- _Supplied information_:
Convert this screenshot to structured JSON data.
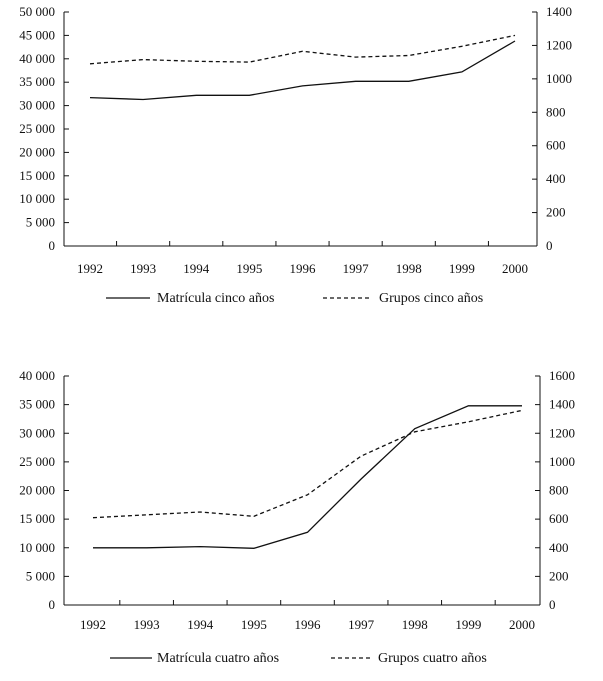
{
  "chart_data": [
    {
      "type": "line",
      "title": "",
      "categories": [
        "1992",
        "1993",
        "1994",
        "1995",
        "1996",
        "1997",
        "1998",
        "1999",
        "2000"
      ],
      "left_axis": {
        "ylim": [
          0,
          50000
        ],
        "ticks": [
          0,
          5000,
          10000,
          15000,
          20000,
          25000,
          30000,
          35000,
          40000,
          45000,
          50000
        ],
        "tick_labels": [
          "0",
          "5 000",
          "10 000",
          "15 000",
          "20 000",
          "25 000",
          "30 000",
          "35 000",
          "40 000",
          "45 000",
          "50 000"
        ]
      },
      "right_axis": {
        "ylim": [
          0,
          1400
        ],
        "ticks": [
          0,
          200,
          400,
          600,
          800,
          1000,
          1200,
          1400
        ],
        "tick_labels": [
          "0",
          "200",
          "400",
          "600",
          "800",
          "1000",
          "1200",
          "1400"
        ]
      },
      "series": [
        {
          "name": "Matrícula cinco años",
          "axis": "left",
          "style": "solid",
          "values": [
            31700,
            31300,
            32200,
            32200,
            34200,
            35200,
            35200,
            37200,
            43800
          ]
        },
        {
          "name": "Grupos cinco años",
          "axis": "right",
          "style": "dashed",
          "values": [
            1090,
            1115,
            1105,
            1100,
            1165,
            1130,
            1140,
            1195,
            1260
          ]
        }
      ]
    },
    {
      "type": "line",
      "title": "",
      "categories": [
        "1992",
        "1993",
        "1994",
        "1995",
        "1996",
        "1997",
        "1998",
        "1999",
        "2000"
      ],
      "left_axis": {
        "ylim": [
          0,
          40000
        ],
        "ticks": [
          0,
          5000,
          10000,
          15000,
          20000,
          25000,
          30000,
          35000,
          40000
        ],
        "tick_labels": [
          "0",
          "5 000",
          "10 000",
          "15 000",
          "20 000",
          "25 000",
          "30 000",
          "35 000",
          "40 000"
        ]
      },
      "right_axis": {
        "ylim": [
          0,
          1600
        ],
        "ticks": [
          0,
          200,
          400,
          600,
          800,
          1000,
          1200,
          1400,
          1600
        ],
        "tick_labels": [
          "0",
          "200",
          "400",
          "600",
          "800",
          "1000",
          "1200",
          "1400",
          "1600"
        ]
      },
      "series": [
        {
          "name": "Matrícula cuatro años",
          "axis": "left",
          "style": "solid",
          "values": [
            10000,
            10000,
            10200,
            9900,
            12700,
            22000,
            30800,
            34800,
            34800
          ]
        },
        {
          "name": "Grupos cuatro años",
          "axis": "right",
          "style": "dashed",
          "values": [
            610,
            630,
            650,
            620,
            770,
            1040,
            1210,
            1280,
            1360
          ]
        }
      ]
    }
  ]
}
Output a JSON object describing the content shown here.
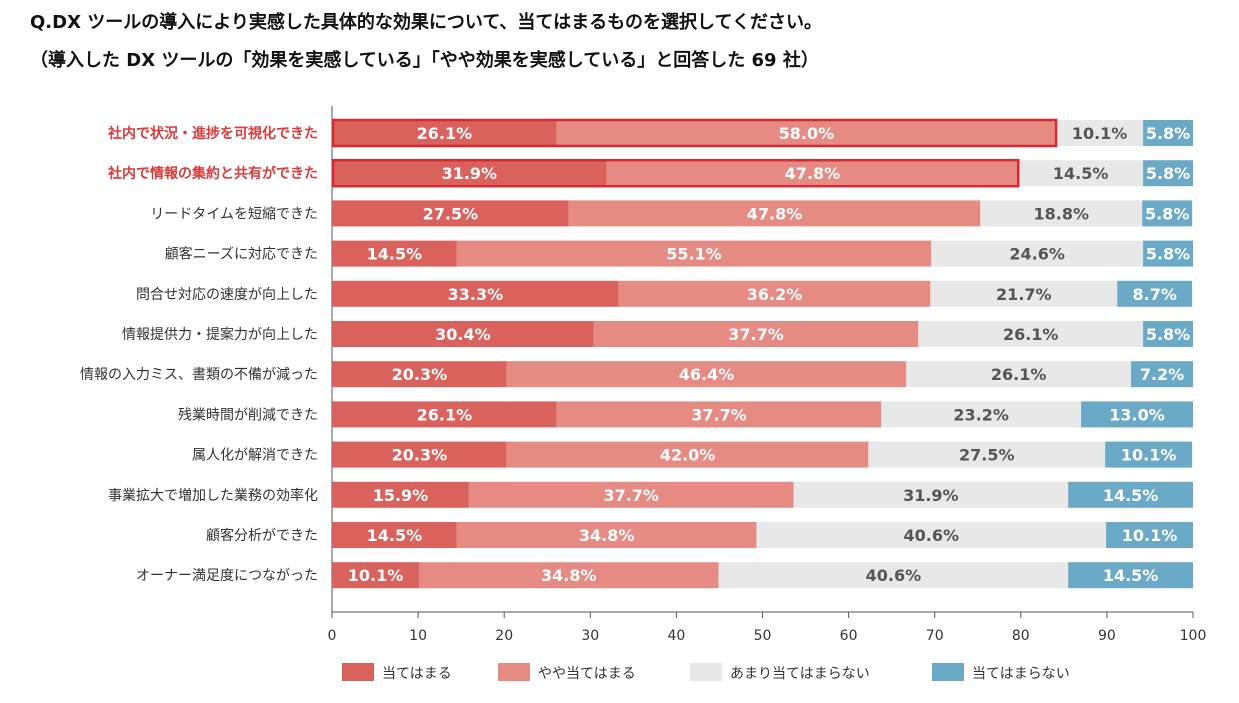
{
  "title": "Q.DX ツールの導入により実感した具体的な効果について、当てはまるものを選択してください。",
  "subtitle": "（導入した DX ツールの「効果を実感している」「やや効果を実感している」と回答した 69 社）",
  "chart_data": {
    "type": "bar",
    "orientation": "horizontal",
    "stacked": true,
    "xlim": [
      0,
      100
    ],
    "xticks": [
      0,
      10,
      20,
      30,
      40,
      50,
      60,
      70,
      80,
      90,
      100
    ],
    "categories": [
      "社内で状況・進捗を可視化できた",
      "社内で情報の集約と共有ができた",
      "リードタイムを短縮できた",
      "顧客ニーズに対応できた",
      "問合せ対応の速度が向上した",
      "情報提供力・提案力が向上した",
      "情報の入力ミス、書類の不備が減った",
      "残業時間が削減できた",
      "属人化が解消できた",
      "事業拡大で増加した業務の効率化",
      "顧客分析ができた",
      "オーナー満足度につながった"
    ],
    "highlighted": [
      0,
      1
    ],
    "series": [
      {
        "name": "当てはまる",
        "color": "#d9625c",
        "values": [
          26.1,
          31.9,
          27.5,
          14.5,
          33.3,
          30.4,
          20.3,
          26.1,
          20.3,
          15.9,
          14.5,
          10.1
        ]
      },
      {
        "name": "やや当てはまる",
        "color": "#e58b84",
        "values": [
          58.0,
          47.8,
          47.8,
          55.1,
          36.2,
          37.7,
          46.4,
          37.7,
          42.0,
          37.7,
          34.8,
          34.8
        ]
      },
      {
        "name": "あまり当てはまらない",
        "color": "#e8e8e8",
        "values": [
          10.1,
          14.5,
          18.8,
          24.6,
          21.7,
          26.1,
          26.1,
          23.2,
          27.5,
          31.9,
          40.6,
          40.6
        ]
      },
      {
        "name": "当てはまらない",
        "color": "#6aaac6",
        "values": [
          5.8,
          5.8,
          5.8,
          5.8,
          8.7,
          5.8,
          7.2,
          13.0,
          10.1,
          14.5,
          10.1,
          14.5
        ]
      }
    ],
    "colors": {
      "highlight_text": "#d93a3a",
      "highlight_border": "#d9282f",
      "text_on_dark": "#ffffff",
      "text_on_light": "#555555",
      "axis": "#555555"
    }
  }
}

- _Request_: Output each line exactly; omit every picture.

- _Final result_:
Convert this screenshot to structured JSON data.
{
  "chart_data": [
    {
      "type": "line",
      "title": "",
      "categories": [
        "1992",
        "1993",
        "1994",
        "1995",
        "1996",
        "1997",
        "1998",
        "1999",
        "2000"
      ],
      "left_axis": {
        "ylim": [
          0,
          50000
        ],
        "ticks": [
          0,
          5000,
          10000,
          15000,
          20000,
          25000,
          30000,
          35000,
          40000,
          45000,
          50000
        ],
        "tick_labels": [
          "0",
          "5 000",
          "10 000",
          "15 000",
          "20 000",
          "25 000",
          "30 000",
          "35 000",
          "40 000",
          "45 000",
          "50 000"
        ]
      },
      "right_axis": {
        "ylim": [
          0,
          1400
        ],
        "ticks": [
          0,
          200,
          400,
          600,
          800,
          1000,
          1200,
          1400
        ],
        "tick_labels": [
          "0",
          "200",
          "400",
          "600",
          "800",
          "1000",
          "1200",
          "1400"
        ]
      },
      "series": [
        {
          "name": "Matrícula cinco años",
          "axis": "left",
          "style": "solid",
          "values": [
            31700,
            31300,
            32200,
            32200,
            34200,
            35200,
            35200,
            37200,
            43800
          ]
        },
        {
          "name": "Grupos cinco años",
          "axis": "right",
          "style": "dashed",
          "values": [
            1090,
            1115,
            1105,
            1100,
            1165,
            1130,
            1140,
            1195,
            1260
          ]
        }
      ]
    },
    {
      "type": "line",
      "title": "",
      "categories": [
        "1992",
        "1993",
        "1994",
        "1995",
        "1996",
        "1997",
        "1998",
        "1999",
        "2000"
      ],
      "left_axis": {
        "ylim": [
          0,
          40000
        ],
        "ticks": [
          0,
          5000,
          10000,
          15000,
          20000,
          25000,
          30000,
          35000,
          40000
        ],
        "tick_labels": [
          "0",
          "5 000",
          "10 000",
          "15 000",
          "20 000",
          "25 000",
          "30 000",
          "35 000",
          "40 000"
        ]
      },
      "right_axis": {
        "ylim": [
          0,
          1600
        ],
        "ticks": [
          0,
          200,
          400,
          600,
          800,
          1000,
          1200,
          1400,
          1600
        ],
        "tick_labels": [
          "0",
          "200",
          "400",
          "600",
          "800",
          "1000",
          "1200",
          "1400",
          "1600"
        ]
      },
      "series": [
        {
          "name": "Matrícula cuatro años",
          "axis": "left",
          "style": "solid",
          "values": [
            10000,
            10000,
            10200,
            9900,
            12700,
            22000,
            30800,
            34800,
            34800
          ]
        },
        {
          "name": "Grupos cuatro años",
          "axis": "right",
          "style": "dashed",
          "values": [
            610,
            630,
            650,
            620,
            770,
            1040,
            1210,
            1280,
            1360
          ]
        }
      ]
    }
  ]
}
Output a JSON object describing the content shown here.
{
  "title": "Q.DX ツールの導入により実感した具体的な効果について、当てはまるものを選択してください。",
  "subtitle": "（導入した DX ツールの「効果を実感している」「やや効果を実感している」と回答した 69 社）",
  "chart_data": {
    "type": "bar",
    "orientation": "horizontal",
    "stacked": true,
    "xlim": [
      0,
      100
    ],
    "xticks": [
      0,
      10,
      20,
      30,
      40,
      50,
      60,
      70,
      80,
      90,
      100
    ],
    "categories": [
      "社内で状況・進捗を可視化できた",
      "社内で情報の集約と共有ができた",
      "リードタイムを短縮できた",
      "顧客ニーズに対応できた",
      "問合せ対応の速度が向上した",
      "情報提供力・提案力が向上した",
      "情報の入力ミス、書類の不備が減った",
      "残業時間が削減できた",
      "属人化が解消できた",
      "事業拡大で増加した業務の効率化",
      "顧客分析ができた",
      "オーナー満足度につながった"
    ],
    "highlighted": [
      0,
      1
    ],
    "series": [
      {
        "name": "当てはまる",
        "color": "#d9625c",
        "values": [
          26.1,
          31.9,
          27.5,
          14.5,
          33.3,
          30.4,
          20.3,
          26.1,
          20.3,
          15.9,
          14.5,
          10.1
        ]
      },
      {
        "name": "やや当てはまる",
        "color": "#e58b84",
        "values": [
          58.0,
          47.8,
          47.8,
          55.1,
          36.2,
          37.7,
          46.4,
          37.7,
          42.0,
          37.7,
          34.8,
          34.8
        ]
      },
      {
        "name": "あまり当てはまらない",
        "color": "#e8e8e8",
        "values": [
          10.1,
          14.5,
          18.8,
          24.6,
          21.7,
          26.1,
          26.1,
          23.2,
          27.5,
          31.9,
          40.6,
          40.6
        ]
      },
      {
        "name": "当てはまらない",
        "color": "#6aaac6",
        "values": [
          5.8,
          5.8,
          5.8,
          5.8,
          8.7,
          5.8,
          7.2,
          13.0,
          10.1,
          14.5,
          10.1,
          14.5
        ]
      }
    ],
    "colors": {
      "highlight_text": "#d93a3a",
      "highlight_border": "#d9282f",
      "text_on_dark": "#ffffff",
      "text_on_light": "#555555",
      "axis": "#555555"
    }
  }
}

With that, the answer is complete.